Write every record out again exactly as given.

- Data records
+-------+

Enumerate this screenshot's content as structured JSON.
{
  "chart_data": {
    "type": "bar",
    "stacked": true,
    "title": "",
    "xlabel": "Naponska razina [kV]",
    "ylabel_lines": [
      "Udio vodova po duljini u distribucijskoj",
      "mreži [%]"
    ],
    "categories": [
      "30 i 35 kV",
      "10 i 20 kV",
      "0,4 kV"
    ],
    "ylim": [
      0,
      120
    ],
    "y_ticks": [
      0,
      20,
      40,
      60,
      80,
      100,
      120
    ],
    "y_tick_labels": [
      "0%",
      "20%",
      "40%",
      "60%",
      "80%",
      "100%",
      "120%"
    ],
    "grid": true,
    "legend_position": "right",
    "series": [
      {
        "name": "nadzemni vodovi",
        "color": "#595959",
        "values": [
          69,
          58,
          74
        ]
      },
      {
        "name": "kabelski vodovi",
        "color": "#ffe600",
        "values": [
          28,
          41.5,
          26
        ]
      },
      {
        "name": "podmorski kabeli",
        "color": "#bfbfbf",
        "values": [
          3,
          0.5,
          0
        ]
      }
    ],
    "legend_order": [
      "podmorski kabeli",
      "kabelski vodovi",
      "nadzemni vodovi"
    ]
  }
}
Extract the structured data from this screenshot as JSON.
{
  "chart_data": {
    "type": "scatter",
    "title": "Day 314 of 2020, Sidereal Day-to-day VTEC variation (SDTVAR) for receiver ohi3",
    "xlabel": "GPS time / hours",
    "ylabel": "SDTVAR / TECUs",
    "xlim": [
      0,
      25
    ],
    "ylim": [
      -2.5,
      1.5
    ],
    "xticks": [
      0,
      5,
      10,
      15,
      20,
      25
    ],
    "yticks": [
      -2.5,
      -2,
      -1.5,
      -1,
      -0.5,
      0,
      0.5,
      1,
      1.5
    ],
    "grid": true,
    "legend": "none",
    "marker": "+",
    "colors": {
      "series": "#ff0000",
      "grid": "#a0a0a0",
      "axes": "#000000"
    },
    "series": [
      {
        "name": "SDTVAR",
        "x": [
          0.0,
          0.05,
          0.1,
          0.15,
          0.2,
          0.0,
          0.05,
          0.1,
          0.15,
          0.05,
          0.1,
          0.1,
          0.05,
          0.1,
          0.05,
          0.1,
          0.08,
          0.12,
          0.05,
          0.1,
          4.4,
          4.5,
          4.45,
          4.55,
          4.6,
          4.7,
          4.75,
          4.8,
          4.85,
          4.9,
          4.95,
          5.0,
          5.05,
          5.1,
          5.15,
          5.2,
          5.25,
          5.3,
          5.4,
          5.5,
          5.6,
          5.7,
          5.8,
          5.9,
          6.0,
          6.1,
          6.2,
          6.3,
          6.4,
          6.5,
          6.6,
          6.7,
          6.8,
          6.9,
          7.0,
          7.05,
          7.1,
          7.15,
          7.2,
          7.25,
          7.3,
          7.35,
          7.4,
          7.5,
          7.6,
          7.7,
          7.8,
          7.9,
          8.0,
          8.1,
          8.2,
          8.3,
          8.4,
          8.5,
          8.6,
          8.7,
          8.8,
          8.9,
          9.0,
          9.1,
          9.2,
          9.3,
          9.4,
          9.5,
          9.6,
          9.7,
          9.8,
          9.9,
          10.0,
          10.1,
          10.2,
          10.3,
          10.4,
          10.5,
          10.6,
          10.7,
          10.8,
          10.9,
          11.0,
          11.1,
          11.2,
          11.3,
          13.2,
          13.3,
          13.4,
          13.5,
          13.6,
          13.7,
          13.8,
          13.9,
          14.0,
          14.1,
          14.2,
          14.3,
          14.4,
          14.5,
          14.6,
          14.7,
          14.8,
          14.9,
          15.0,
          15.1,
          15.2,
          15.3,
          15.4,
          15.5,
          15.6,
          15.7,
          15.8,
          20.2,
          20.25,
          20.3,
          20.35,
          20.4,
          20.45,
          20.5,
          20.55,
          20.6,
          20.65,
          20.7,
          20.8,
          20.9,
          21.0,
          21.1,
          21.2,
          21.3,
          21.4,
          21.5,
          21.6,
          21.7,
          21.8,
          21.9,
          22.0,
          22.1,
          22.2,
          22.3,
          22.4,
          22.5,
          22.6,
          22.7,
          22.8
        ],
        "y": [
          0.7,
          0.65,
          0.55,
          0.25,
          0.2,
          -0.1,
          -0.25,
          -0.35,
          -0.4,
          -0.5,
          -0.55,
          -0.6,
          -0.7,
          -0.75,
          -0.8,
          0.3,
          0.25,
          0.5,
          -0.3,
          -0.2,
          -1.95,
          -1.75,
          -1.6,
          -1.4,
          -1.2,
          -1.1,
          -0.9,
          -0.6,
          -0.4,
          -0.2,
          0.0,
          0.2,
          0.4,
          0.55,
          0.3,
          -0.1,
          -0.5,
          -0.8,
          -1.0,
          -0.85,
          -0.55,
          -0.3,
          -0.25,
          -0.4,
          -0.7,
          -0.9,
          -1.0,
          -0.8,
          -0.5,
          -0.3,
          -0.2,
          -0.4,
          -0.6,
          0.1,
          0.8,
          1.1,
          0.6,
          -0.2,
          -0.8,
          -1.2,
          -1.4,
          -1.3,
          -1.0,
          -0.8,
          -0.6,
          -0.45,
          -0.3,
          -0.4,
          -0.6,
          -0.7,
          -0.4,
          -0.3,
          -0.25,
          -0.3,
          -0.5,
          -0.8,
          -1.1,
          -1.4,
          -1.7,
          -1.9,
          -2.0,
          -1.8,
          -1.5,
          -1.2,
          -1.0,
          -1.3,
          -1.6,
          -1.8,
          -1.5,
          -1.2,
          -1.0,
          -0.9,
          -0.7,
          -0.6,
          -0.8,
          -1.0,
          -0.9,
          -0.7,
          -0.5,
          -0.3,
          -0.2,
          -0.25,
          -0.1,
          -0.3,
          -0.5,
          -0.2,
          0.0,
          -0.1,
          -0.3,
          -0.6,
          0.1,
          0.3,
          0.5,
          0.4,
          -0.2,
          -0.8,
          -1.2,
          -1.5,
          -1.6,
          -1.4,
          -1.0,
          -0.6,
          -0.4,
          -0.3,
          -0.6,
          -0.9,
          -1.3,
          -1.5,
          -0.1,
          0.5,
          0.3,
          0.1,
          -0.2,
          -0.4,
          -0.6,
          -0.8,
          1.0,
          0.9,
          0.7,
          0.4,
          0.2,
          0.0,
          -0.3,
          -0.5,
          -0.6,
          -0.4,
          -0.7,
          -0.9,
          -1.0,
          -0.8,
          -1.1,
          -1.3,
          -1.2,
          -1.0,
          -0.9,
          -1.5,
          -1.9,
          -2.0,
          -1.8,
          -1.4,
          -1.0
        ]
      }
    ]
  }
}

+-------+

- Solved exercise
Enumerate this screenshot's content as structured JSON.
{
  "chart_data": {
    "type": "bar",
    "stacked": true,
    "title": "",
    "xlabel": "Naponska razina [kV]",
    "ylabel_lines": [
      "Udio vodova po duljini u distribucijskoj",
      "mreži [%]"
    ],
    "categories": [
      "30 i 35 kV",
      "10 i 20 kV",
      "0,4 kV"
    ],
    "ylim": [
      0,
      120
    ],
    "y_ticks": [
      0,
      20,
      40,
      60,
      80,
      100,
      120
    ],
    "y_tick_labels": [
      "0%",
      "20%",
      "40%",
      "60%",
      "80%",
      "100%",
      "120%"
    ],
    "grid": true,
    "legend_position": "right",
    "series": [
      {
        "name": "nadzemni vodovi",
        "color": "#595959",
        "values": [
          69,
          58,
          74
        ]
      },
      {
        "name": "kabelski vodovi",
        "color": "#ffe600",
        "values": [
          28,
          41.5,
          26
        ]
      },
      {
        "name": "podmorski kabeli",
        "color": "#bfbfbf",
        "values": [
          3,
          0.5,
          0
        ]
      }
    ],
    "legend_order": [
      "podmorski kabeli",
      "kabelski vodovi",
      "nadzemni vodovi"
    ]
  }
}
Extract the structured data from this screenshot as JSON.
{
  "chart_data": {
    "type": "scatter",
    "title": "Day 314 of 2020, Sidereal Day-to-day VTEC variation (SDTVAR) for receiver ohi3",
    "xlabel": "GPS time / hours",
    "ylabel": "SDTVAR / TECUs",
    "xlim": [
      0,
      25
    ],
    "ylim": [
      -2.5,
      1.5
    ],
    "xticks": [
      0,
      5,
      10,
      15,
      20,
      25
    ],
    "yticks": [
      -2.5,
      -2,
      -1.5,
      -1,
      -0.5,
      0,
      0.5,
      1,
      1.5
    ],
    "grid": true,
    "legend": "none",
    "marker": "+",
    "colors": {
      "series": "#ff0000",
      "grid": "#a0a0a0",
      "axes": "#000000"
    },
    "series": [
      {
        "name": "SDTVAR",
        "x": [
          0.0,
          0.05,
          0.1,
          0.15,
          0.2,
          0.0,
          0.05,
          0.1,
          0.15,
          0.05,
          0.1,
          0.1,
          0.05,
          0.1,
          0.05,
          0.1,
          0.08,
          0.12,
          0.05,
          0.1,
          4.4,
          4.5,
          4.45,
          4.55,
          4.6,
          4.7,
          4.75,
          4.8,
          4.85,
          4.9,
          4.95,
          5.0,
          5.05,
          5.1,
          5.15,
          5.2,
          5.25,
          5.3,
          5.4,
          5.5,
          5.6,
          5.7,
          5.8,
          5.9,
          6.0,
          6.1,
          6.2,
          6.3,
          6.4,
          6.5,
          6.6,
          6.7,
          6.8,
          6.9,
          7.0,
          7.05,
          7.1,
          7.15,
          7.2,
          7.25,
          7.3,
          7.35,
          7.4,
          7.5,
          7.6,
          7.7,
          7.8,
          7.9,
          8.0,
          8.1,
          8.2,
          8.3,
          8.4,
          8.5,
          8.6,
          8.7,
          8.8,
          8.9,
          9.0,
          9.1,
          9.2,
          9.3,
          9.4,
          9.5,
          9.6,
          9.7,
          9.8,
          9.9,
          10.0,
          10.1,
          10.2,
          10.3,
          10.4,
          10.5,
          10.6,
          10.7,
          10.8,
          10.9,
          11.0,
          11.1,
          11.2,
          11.3,
          13.2,
          13.3,
          13.4,
          13.5,
          13.6,
          13.7,
          13.8,
          13.9,
          14.0,
          14.1,
          14.2,
          14.3,
          14.4,
          14.5,
          14.6,
          14.7,
          14.8,
          14.9,
          15.0,
          15.1,
          15.2,
          15.3,
          15.4,
          15.5,
          15.6,
          15.7,
          15.8,
          20.2,
          20.25,
          20.3,
          20.35,
          20.4,
          20.45,
          20.5,
          20.55,
          20.6,
          20.65,
          20.7,
          20.8,
          20.9,
          21.0,
          21.1,
          21.2,
          21.3,
          21.4,
          21.5,
          21.6,
          21.7,
          21.8,
          21.9,
          22.0,
          22.1,
          22.2,
          22.3,
          22.4,
          22.5,
          22.6,
          22.7,
          22.8
        ],
        "y": [
          0.7,
          0.65,
          0.55,
          0.25,
          0.2,
          -0.1,
          -0.25,
          -0.35,
          -0.4,
          -0.5,
          -0.55,
          -0.6,
          -0.7,
          -0.75,
          -0.8,
          0.3,
          0.25,
          0.5,
          -0.3,
          -0.2,
          -1.95,
          -1.75,
          -1.6,
          -1.4,
          -1.2,
          -1.1,
          -0.9,
          -0.6,
          -0.4,
          -0.2,
          0.0,
          0.2,
          0.4,
          0.55,
          0.3,
          -0.1,
          -0.5,
          -0.8,
          -1.0,
          -0.85,
          -0.55,
          -0.3,
          -0.25,
          -0.4,
          -0.7,
          -0.9,
          -1.0,
          -0.8,
          -0.5,
          -0.3,
          -0.2,
          -0.4,
          -0.6,
          0.1,
          0.8,
          1.1,
          0.6,
          -0.2,
          -0.8,
          -1.2,
          -1.4,
          -1.3,
          -1.0,
          -0.8,
          -0.6,
          -0.45,
          -0.3,
          -0.4,
          -0.6,
          -0.7,
          -0.4,
          -0.3,
          -0.25,
          -0.3,
          -0.5,
          -0.8,
          -1.1,
          -1.4,
          -1.7,
          -1.9,
          -2.0,
          -1.8,
          -1.5,
          -1.2,
          -1.0,
          -1.3,
          -1.6,
          -1.8,
          -1.5,
          -1.2,
          -1.0,
          -0.9,
          -0.7,
          -0.6,
          -0.8,
          -1.0,
          -0.9,
          -0.7,
          -0.5,
          -0.3,
          -0.2,
          -0.25,
          -0.1,
          -0.3,
          -0.5,
          -0.2,
          0.0,
          -0.1,
          -0.3,
          -0.6,
          0.1,
          0.3,
          0.5,
          0.4,
          -0.2,
          -0.8,
          -1.2,
          -1.5,
          -1.6,
          -1.4,
          -1.0,
          -0.6,
          -0.4,
          -0.3,
          -0.6,
          -0.9,
          -1.3,
          -1.5,
          -0.1,
          0.5,
          0.3,
          0.1,
          -0.2,
          -0.4,
          -0.6,
          -0.8,
          1.0,
          0.9,
          0.7,
          0.4,
          0.2,
          0.0,
          -0.3,
          -0.5,
          -0.6,
          -0.4,
          -0.7,
          -0.9,
          -1.0,
          -0.8,
          -1.1,
          -1.3,
          -1.2,
          -1.0,
          -0.9,
          -1.5,
          -1.9,
          -2.0,
          -1.8,
          -1.4,
          -1.0
        ]
      }
    ]
  }
}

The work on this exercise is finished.